-- START Input rows --

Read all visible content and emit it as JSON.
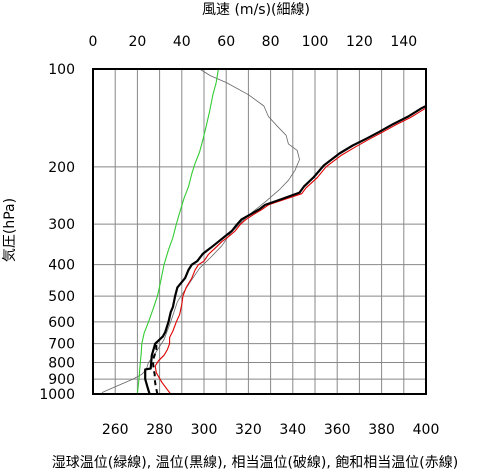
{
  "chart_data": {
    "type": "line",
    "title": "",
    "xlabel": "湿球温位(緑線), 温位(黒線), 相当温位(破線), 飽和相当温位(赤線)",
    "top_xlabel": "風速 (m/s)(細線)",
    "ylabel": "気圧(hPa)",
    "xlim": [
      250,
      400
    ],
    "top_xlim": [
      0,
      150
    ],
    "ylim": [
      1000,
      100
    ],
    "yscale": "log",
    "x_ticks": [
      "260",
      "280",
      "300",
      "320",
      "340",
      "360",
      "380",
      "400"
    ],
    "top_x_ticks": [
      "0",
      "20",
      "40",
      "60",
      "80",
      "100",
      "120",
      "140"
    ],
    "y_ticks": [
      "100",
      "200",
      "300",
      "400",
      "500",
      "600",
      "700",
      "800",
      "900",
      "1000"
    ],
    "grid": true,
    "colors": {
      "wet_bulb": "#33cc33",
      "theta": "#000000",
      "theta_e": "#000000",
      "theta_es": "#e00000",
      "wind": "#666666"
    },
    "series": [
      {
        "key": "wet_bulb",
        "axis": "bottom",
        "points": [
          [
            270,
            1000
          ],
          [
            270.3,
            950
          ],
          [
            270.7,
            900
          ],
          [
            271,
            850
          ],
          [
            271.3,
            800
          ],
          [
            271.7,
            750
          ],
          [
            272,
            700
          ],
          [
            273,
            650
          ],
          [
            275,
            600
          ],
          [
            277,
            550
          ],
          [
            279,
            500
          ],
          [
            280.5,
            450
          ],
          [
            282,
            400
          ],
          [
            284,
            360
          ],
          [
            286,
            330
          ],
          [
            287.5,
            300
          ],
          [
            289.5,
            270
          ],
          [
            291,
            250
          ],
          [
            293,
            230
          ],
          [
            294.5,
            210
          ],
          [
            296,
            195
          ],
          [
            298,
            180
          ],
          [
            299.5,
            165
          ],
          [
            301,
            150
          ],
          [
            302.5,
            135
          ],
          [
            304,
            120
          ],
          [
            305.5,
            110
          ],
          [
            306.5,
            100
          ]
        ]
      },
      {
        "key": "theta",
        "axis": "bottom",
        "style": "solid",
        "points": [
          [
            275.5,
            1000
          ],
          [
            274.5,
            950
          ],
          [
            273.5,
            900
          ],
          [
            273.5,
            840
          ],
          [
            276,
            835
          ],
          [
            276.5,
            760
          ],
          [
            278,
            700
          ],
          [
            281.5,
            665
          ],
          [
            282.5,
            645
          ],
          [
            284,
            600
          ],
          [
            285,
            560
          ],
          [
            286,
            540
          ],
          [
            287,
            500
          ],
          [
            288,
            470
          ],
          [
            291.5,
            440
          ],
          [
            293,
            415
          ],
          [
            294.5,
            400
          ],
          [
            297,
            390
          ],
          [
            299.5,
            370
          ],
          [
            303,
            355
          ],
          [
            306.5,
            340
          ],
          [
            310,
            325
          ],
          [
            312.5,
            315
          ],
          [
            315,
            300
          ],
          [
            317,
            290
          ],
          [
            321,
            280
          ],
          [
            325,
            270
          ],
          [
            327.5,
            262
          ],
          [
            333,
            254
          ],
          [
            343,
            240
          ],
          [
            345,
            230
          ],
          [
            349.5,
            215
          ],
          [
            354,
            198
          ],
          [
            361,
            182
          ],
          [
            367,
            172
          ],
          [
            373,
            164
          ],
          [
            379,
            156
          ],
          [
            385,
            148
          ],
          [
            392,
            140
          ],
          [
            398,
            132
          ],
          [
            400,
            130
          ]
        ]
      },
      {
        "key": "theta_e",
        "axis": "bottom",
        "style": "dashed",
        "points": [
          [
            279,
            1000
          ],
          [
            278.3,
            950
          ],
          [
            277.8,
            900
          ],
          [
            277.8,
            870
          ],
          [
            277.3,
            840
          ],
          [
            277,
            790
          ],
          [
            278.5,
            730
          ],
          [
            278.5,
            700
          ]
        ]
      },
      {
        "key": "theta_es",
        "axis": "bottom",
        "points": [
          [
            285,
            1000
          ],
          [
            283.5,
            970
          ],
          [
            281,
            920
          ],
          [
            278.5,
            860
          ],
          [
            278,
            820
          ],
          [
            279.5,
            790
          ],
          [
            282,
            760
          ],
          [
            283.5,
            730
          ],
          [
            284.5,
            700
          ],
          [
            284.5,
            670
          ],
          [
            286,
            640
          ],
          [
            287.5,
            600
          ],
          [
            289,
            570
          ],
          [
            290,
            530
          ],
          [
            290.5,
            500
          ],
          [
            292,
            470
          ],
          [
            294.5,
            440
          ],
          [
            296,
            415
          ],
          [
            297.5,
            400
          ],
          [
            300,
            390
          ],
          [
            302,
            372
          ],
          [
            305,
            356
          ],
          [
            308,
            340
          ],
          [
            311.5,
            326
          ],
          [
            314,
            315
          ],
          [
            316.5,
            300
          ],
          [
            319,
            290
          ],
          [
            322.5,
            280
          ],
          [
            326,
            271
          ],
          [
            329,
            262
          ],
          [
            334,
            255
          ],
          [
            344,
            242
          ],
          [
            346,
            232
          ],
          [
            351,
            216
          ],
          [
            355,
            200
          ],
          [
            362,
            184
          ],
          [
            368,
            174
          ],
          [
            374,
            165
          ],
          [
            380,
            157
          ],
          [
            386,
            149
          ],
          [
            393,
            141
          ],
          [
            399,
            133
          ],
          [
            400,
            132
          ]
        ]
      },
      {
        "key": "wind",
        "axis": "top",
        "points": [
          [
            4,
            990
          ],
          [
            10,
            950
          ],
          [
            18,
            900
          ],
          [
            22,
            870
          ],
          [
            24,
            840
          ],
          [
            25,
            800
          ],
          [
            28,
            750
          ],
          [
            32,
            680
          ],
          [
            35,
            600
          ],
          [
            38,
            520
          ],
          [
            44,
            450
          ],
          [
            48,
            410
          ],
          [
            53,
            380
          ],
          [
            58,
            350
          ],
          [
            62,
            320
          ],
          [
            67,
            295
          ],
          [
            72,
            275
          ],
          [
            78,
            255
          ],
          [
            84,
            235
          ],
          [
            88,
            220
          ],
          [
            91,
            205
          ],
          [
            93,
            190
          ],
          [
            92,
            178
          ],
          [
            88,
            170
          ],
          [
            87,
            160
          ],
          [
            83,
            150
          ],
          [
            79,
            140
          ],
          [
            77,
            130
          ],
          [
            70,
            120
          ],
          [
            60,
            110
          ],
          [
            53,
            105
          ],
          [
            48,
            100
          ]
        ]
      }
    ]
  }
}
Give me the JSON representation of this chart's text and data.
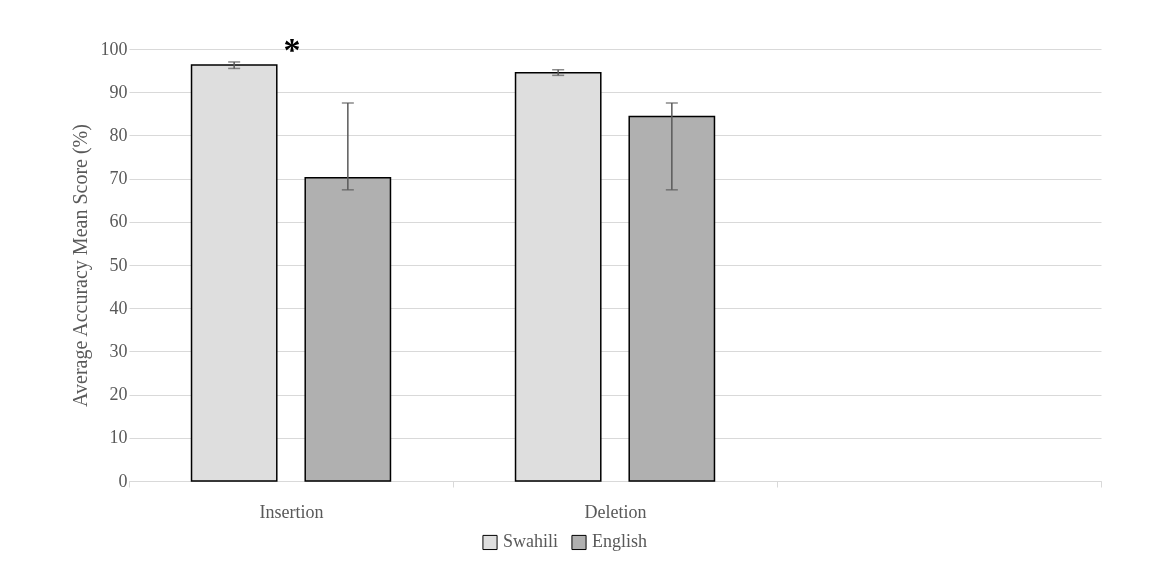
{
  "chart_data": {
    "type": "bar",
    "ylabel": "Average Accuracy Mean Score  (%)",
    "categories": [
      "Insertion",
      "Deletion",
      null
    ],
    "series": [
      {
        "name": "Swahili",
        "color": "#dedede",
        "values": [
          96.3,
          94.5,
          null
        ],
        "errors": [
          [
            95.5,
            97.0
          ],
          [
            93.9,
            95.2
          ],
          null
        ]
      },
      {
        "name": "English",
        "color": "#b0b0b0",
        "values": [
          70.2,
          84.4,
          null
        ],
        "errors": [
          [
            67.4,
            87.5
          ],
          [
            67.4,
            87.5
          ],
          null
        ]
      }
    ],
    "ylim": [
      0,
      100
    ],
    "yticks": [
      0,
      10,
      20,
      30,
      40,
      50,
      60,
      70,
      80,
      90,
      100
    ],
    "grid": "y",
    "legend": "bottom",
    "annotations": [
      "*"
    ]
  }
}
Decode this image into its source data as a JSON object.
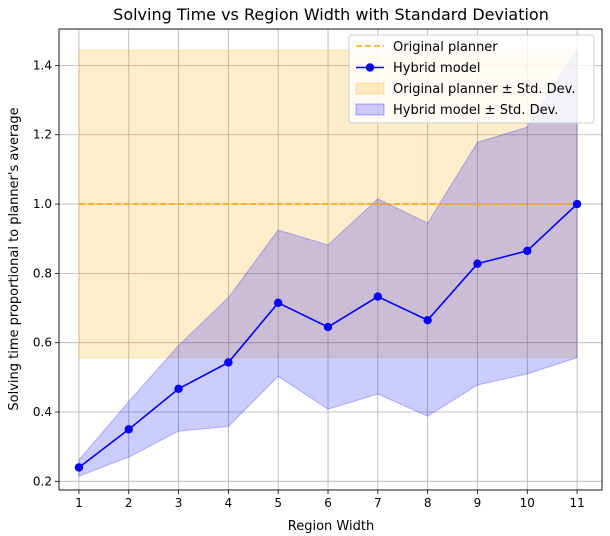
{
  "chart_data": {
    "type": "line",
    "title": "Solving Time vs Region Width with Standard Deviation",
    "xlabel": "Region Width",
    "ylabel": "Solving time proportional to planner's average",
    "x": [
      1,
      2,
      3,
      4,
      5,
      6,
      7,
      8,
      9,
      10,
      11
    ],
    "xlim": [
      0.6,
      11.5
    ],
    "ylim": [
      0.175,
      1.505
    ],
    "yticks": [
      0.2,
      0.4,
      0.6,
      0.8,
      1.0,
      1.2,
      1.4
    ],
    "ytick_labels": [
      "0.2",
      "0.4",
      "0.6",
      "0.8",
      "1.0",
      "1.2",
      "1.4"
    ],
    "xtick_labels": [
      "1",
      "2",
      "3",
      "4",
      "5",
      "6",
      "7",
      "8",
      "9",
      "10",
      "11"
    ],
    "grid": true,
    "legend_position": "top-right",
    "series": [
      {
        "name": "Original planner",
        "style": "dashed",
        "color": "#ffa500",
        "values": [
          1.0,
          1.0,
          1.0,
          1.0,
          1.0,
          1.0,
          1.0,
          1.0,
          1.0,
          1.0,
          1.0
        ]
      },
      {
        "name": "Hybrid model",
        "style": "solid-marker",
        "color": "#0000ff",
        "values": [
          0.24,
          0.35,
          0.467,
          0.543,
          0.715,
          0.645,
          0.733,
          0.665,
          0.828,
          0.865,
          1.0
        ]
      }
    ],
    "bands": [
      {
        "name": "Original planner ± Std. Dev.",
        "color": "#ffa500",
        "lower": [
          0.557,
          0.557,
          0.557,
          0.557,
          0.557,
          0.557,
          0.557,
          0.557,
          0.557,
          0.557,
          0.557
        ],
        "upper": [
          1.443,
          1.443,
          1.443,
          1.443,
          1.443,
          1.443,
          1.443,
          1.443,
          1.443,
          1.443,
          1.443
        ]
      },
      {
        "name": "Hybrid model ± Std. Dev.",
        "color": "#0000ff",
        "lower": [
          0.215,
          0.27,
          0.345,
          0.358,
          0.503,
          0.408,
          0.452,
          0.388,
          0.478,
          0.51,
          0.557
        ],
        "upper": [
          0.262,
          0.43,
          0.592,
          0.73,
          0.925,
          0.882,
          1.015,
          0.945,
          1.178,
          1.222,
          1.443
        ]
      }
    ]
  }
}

-- END Input rows --

### What to do
Your answer should be only the number of lines that hold the word "planner".

### Written response
3